> _Material for this exercise_:

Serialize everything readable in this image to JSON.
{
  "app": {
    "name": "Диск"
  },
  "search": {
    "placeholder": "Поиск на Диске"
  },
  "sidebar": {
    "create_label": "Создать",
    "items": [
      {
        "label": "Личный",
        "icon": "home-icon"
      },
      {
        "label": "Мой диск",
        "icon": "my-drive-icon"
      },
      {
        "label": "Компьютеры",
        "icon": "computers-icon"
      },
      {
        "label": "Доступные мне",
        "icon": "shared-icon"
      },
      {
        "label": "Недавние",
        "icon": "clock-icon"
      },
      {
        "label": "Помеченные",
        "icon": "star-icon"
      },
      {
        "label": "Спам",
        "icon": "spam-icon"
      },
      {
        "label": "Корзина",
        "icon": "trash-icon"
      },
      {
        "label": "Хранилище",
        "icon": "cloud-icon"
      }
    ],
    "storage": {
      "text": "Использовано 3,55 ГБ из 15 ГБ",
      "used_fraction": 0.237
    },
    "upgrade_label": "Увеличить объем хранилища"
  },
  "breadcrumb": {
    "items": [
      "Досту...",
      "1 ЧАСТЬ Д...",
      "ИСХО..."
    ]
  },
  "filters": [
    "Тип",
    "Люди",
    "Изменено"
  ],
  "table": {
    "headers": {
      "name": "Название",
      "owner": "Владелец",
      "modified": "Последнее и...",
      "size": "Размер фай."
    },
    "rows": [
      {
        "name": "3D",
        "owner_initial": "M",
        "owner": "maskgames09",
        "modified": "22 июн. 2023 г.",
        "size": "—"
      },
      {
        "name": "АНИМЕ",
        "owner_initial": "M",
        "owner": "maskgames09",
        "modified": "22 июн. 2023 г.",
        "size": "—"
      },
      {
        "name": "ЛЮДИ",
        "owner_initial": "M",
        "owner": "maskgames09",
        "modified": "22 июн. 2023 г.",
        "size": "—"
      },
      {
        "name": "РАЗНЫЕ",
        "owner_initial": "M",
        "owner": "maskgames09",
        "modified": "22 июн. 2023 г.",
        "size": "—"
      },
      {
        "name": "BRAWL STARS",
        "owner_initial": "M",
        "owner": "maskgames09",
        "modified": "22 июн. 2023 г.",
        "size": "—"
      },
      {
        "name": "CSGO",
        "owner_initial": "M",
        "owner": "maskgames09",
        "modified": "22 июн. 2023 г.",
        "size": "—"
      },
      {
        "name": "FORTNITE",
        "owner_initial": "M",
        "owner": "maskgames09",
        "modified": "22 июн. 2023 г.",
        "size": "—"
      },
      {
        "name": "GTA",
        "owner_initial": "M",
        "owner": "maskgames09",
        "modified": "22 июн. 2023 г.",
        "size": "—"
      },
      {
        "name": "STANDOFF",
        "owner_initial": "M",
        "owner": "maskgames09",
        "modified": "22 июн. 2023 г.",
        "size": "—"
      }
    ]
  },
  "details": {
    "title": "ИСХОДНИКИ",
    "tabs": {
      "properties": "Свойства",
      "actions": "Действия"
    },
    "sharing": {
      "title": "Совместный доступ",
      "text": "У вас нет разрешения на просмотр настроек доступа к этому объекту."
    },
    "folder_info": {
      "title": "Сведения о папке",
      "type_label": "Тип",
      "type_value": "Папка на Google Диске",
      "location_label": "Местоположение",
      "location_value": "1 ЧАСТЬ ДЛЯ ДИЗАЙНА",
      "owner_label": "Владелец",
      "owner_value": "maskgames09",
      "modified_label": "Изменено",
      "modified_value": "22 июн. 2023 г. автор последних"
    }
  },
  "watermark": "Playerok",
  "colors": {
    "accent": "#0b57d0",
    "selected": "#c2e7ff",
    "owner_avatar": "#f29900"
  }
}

> _Exercise description_:
Repeat every line of the data, exactly and in full.

> _Answer to this problem_:
Serialize everything readable in this image to JSON.
{
  "app": {
    "name": "Диск"
  },
  "search": {
    "placeholder": "Поиск на Диске"
  },
  "sidebar": {
    "create_label": "Создать",
    "items": [
      {
        "label": "Личный",
        "icon": "home-icon"
      },
      {
        "label": "Мой диск",
        "icon": "my-drive-icon"
      },
      {
        "label": "Компьютеры",
        "icon": "computers-icon"
      },
      {
        "label": "Доступные мне",
        "icon": "shared-icon"
      },
      {
        "label": "Недавние",
        "icon": "clock-icon"
      },
      {
        "label": "Помеченные",
        "icon": "star-icon"
      },
      {
        "label": "Спам",
        "icon": "spam-icon"
      },
      {
        "label": "Корзина",
        "icon": "trash-icon"
      },
      {
        "label": "Хранилище",
        "icon": "cloud-icon"
      }
    ],
    "storage": {
      "text": "Использовано 3,55 ГБ из 15 ГБ",
      "used_fraction": 0.237
    },
    "upgrade_label": "Увеличить объем хранилища"
  },
  "breadcrumb": {
    "items": [
      "Досту...",
      "1 ЧАСТЬ Д...",
      "ИСХО..."
    ]
  },
  "filters": [
    "Тип",
    "Люди",
    "Изменено"
  ],
  "table": {
    "headers": {
      "name": "Название",
      "owner": "Владелец",
      "modified": "Последнее и...",
      "size": "Размер фай."
    },
    "rows": [
      {
        "name": "3D",
        "owner_initial": "M",
        "owner": "maskgames09",
        "modified": "22 июн. 2023 г.",
        "size": "—"
      },
      {
        "name": "АНИМЕ",
        "owner_initial": "M",
        "owner": "maskgames09",
        "modified": "22 июн. 2023 г.",
        "size": "—"
      },
      {
        "name": "ЛЮДИ",
        "owner_initial": "M",
        "owner": "maskgames09",
        "modified": "22 июн. 2023 г.",
        "size": "—"
      },
      {
        "name": "РАЗНЫЕ",
        "owner_initial": "M",
        "owner": "maskgames09",
        "modified": "22 июн. 2023 г.",
        "size": "—"
      },
      {
        "name": "BRAWL STARS",
        "owner_initial": "M",
        "owner": "maskgames09",
        "modified": "22 июн. 2023 г.",
        "size": "—"
      },
      {
        "name": "CSGO",
        "owner_initial": "M",
        "owner": "maskgames09",
        "modified": "22 июн. 2023 г.",
        "size": "—"
      },
      {
        "name": "FORTNITE",
        "owner_initial": "M",
        "owner": "maskgames09",
        "modified": "22 июн. 2023 г.",
        "size": "—"
      },
      {
        "name": "GTA",
        "owner_initial": "M",
        "owner": "maskgames09",
        "modified": "22 июн. 2023 г.",
        "size": "—"
      },
      {
        "name": "STANDOFF",
        "owner_initial": "M",
        "owner": "maskgames09",
        "modified": "22 июн. 2023 г.",
        "size": "—"
      }
    ]
  },
  "details": {
    "title": "ИСХОДНИКИ",
    "tabs": {
      "properties": "Свойства",
      "actions": "Действия"
    },
    "sharing": {
      "title": "Совместный доступ",
      "text": "У вас нет разрешения на просмотр настроек доступа к этому объекту."
    },
    "folder_info": {
      "title": "Сведения о папке",
      "type_label": "Тип",
      "type_value": "Папка на Google Диске",
      "location_label": "Местоположение",
      "location_value": "1 ЧАСТЬ ДЛЯ ДИЗАЙНА",
      "owner_label": "Владелец",
      "owner_value": "maskgames09",
      "modified_label": "Изменено",
      "modified_value": "22 июн. 2023 г. автор последних"
    }
  },
  "watermark": "Playerok",
  "colors": {
    "accent": "#0b57d0",
    "selected": "#c2e7ff",
    "owner_avatar": "#f29900"
  }
}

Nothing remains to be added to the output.